====== EXERCISE MATERIALS

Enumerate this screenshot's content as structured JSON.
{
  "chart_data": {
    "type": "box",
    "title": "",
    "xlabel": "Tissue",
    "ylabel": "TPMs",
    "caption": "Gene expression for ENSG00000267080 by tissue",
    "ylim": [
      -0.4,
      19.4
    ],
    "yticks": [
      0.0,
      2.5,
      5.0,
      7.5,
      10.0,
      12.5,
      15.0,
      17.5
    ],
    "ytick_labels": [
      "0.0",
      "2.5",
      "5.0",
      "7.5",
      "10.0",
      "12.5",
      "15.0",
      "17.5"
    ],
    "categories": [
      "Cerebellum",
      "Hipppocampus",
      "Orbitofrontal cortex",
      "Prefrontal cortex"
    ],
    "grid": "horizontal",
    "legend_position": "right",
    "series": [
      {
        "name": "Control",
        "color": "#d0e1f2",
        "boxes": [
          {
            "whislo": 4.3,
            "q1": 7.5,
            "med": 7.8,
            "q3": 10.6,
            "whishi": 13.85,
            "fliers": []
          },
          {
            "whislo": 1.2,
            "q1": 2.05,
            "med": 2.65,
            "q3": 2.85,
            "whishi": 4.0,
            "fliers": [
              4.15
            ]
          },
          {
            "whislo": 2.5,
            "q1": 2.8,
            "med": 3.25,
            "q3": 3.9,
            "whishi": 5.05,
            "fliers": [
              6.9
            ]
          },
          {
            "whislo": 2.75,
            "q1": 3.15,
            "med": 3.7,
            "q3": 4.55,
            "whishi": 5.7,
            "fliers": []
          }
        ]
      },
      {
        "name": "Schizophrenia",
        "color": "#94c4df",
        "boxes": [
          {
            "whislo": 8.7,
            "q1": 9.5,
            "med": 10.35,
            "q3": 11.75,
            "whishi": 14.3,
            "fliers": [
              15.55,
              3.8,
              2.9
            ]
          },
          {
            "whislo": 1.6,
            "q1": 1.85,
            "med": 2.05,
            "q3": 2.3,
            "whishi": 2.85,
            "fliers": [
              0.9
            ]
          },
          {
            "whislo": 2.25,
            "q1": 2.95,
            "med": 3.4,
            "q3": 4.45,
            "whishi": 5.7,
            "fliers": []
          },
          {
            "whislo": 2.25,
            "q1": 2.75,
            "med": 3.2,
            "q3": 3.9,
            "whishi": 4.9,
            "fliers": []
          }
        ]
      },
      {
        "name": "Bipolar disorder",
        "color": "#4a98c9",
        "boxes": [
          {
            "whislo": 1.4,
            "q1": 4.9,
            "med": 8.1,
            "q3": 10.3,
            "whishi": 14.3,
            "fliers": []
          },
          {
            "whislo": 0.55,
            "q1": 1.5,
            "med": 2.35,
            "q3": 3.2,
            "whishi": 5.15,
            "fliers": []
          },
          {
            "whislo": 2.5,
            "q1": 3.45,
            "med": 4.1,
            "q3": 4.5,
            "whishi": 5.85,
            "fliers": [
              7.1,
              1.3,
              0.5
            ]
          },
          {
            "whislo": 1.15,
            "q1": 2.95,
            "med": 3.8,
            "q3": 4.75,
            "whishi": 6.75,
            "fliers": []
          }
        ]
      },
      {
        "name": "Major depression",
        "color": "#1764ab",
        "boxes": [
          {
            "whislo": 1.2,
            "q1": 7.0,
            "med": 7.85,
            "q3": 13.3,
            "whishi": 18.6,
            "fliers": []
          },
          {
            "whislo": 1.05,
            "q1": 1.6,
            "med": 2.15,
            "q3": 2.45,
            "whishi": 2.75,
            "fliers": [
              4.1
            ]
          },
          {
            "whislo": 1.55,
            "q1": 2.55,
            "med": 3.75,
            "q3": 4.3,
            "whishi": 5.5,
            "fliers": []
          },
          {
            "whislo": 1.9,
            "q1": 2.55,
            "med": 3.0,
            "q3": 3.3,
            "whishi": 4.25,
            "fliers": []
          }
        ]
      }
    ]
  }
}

============

(YOUR TASK): Where does the word "color" appear in the listing? List each line that holds it.

(FINAL RESULT):
        "color": "#d0e1f2",
        "color": "#94c4df",
        "color": "#4a98c9",
        "color": "#1764ab",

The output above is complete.